◆ Given task:
Return all entries word for word, but drop any images.

◆ Record list:

--- start ---

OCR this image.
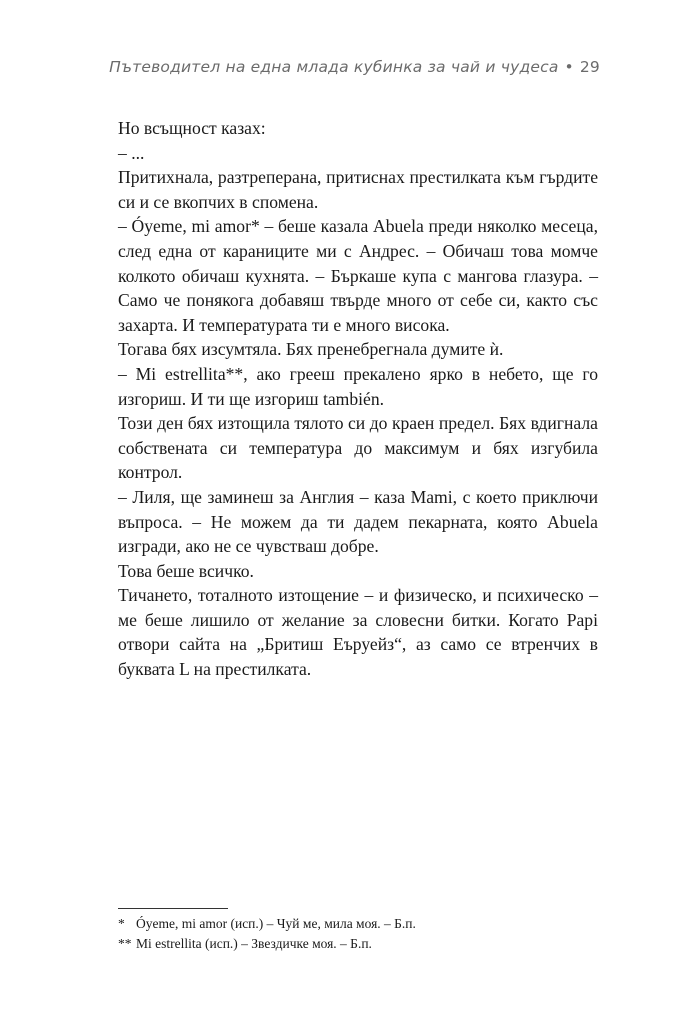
Пътеводител на една млада кубинка за чай и чудеса • 29

Но всъщност казах:

– ...

Притихнала, разтреперана, притиснах престилката към гърдите си и се вкопчих в спомена.

– Óyeme, mi amor* – беше казала Abuela преди няколко месеца, след една от караниците ми с Андрес. – Обичаш това момче колкото обичаш кухнята. – Бъркаше купа с мангова глазура. – Само че понякога добавяш твърде много от себе си, както със захарта. И температурата ти е много висока.

Тогава бях изсумтяла. Бях пренебрегнала думите ѝ.

– Mi estrellita**, ако грееш прекалено ярко в небето, ще го изгориш. И ти ще изгориш también.

Този ден бях изтощила тялото си до краен предел. Бях вдигнала собствената си температура до максимум и бях изгубила контрол.

– Лиля, ще заминеш за Англия – каза Mami, с което приключи въпроса. – Не можем да ти дадем пекарната, която Abuela изгради, ако не се чувстваш добре.

Това беше всичко.

Тичането, тоталното изтощение – и физическо, и психическо – ме беше лишило от желание за словесни битки. Когато Papi отвори сайта на „Бритиш Еъруейз“, аз само се втренчих в буквата L на престилката.

* Óyeme, mi amor (исп.) – Чуй ме, мила моя. – Б.п.

** Mi estrellita (исп.) – Звездичке моя. – Б.п.
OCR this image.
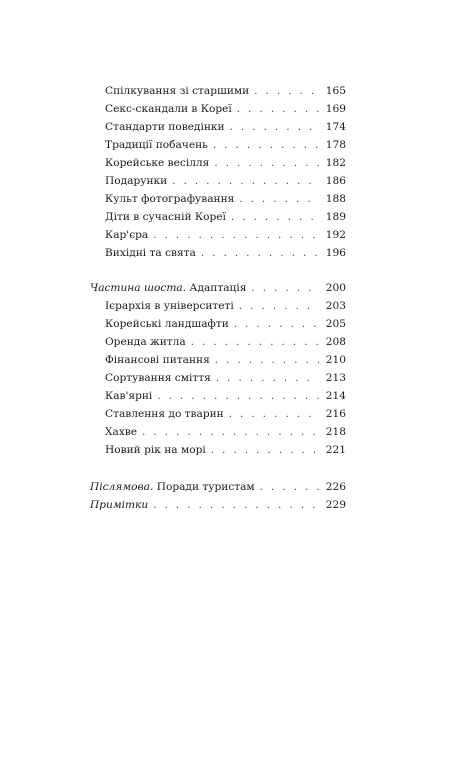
Спілкування зі старшими . . .	165
Секс-скандали в Кореї . . .	169
Стандарти поведінки . . .	174
Традиції побачень . . .	178
Корейське весілля . . .	182
Подарунки . . .	186
Культ фотографування . . .	188
Діти в сучасній Кореї . . .	189
Кар'єра . . .	192
Вихідні та свята . . .	196
Частина шоста. Адаптація . . .	200
Ієрархія в університеті . . .	203
Корейські ландшафти . . .	205
Оренда житла . . .	208
Фінансові питання . . .	210
Сортування сміття . . .	213
Кав'ярні . . .	214
Ставлення до тварин . . .	216
Хахве . . .	218
Новий рік на морі . . .	221
Післямова. Поради туристам . . .	226
Примітки . . .	229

--- end ---

◆ Result for this exercise:
OCR this image.
Пътеводител на една млада кубинка за чай и чудеса • 29

Но всъщност казах:

– ...

Притихнала, разтреперана, притиснах престилката към гърдите си и се вкопчих в спомена.

– Óyeme, mi amor* – беше казала Abuela преди няколко месеца, след една от караниците ми с Андрес. – Обичаш това момче колкото обичаш кухнята. – Бъркаше купа с мангова глазура. – Само че понякога добавяш твърде много от себе си, както със захарта. И температурата ти е много висока.

Тогава бях изсумтяла. Бях пренебрегнала думите ѝ.

– Mi estrellita**, ако грееш прекалено ярко в небето, ще го изгориш. И ти ще изгориш también.

Този ден бях изтощила тялото си до краен предел. Бях вдигнала собствената си температура до максимум и бях изгубила контрол.

– Лиля, ще заминеш за Англия – каза Mami, с което приключи въпроса. – Не можем да ти дадем пекарната, която Abuela изгради, ако не се чувстваш добре.

Това беше всичко.

Тичането, тоталното изтощение – и физическо, и психическо – ме беше лишило от желание за словесни битки. Когато Papi отвори сайта на „Бритиш Еъруейз“, аз само се втренчих в буквата L на престилката.

* Óyeme, mi amor (исп.) – Чуй ме, мила моя. – Б.п.

** Mi estrellita (исп.) – Звездичке моя. – Б.п.
OCR this image.
Спілкування зі старшими . . .	165
Секс-скандали в Кореї . . .	169
Стандарти поведінки . . .	174
Традиції побачень . . .	178
Корейське весілля . . .	182
Подарунки . . .	186
Культ фотографування . . .	188
Діти в сучасній Кореї . . .	189
Кар'єра . . .	192
Вихідні та свята . . .	196
Частина шоста. Адаптація . . .	200
Ієрархія в університеті . . .	203
Корейські ландшафти . . .	205
Оренда житла . . .	208
Фінансові питання . . .	210
Сортування сміття . . .	213
Кав'ярні . . .	214
Ставлення до тварин . . .	216
Хахве . . .	218
Новий рік на морі . . .	221
Післямова. Поради туристам . . .	226
Примітки . . .	229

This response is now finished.